* _Source data_:
....
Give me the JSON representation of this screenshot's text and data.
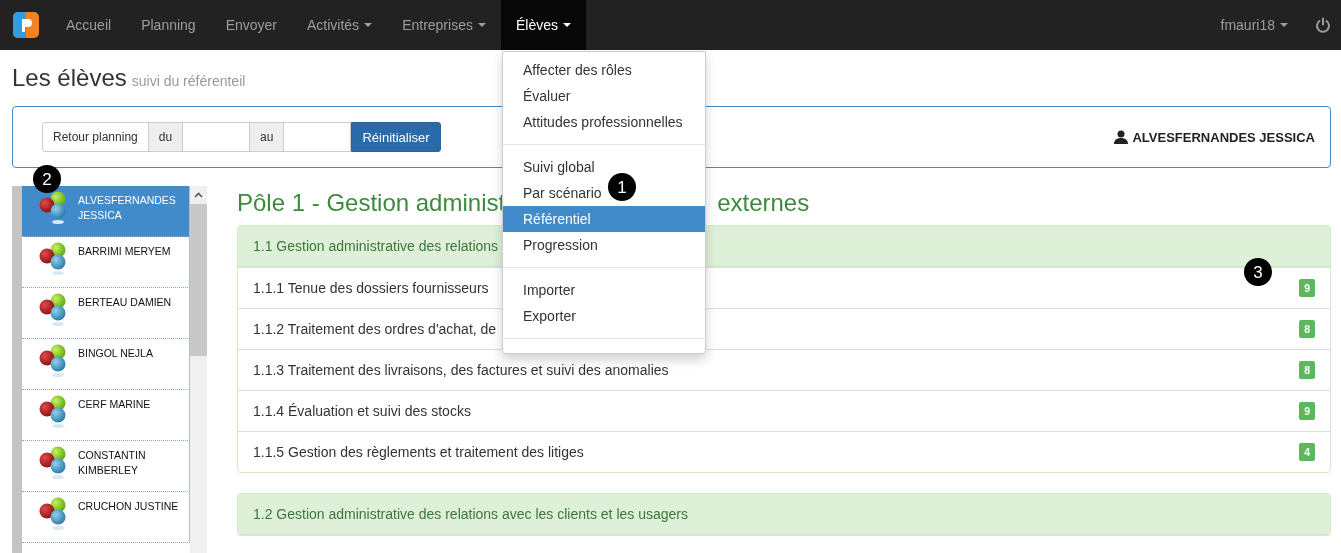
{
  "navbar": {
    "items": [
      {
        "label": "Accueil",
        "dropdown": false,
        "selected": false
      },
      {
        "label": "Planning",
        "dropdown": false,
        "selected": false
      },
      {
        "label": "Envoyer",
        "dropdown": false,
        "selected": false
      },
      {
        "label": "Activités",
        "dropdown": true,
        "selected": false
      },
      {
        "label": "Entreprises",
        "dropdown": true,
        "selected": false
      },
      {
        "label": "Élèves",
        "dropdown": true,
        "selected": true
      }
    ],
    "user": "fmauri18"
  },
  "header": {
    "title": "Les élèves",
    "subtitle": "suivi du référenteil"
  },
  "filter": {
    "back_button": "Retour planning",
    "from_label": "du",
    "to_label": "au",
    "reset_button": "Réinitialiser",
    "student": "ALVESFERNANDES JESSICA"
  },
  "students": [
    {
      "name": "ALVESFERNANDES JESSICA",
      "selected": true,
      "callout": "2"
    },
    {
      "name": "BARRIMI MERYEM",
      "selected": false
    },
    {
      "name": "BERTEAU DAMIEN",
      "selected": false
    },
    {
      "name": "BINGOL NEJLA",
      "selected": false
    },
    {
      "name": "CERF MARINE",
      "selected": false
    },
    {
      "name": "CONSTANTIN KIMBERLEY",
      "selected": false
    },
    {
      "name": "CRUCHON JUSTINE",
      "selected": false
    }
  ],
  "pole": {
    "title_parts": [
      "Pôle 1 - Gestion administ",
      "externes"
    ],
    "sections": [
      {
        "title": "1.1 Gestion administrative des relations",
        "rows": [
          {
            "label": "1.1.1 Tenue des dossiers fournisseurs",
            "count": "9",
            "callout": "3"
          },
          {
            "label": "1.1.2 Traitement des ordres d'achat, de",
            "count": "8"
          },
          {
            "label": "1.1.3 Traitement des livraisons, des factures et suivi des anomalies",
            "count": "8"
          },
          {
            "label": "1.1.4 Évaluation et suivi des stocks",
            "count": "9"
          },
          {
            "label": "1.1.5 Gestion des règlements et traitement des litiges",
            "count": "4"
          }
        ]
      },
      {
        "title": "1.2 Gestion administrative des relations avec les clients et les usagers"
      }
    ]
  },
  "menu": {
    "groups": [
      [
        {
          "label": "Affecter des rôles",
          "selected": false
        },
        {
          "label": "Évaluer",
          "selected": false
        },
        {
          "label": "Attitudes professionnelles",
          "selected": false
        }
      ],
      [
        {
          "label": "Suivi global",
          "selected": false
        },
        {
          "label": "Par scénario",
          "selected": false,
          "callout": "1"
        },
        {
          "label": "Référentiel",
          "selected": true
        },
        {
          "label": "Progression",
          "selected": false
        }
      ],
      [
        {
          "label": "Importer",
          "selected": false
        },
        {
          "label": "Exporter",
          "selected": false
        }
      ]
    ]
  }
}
....
* _Exercise_: Copy the lines from the entries above in which the word "relations" appears.

* _Written response_:
        "title": "1.1 Gestion administrative des relations",
        "title": "1.2 Gestion administrative des relations avec les clients et les usagers"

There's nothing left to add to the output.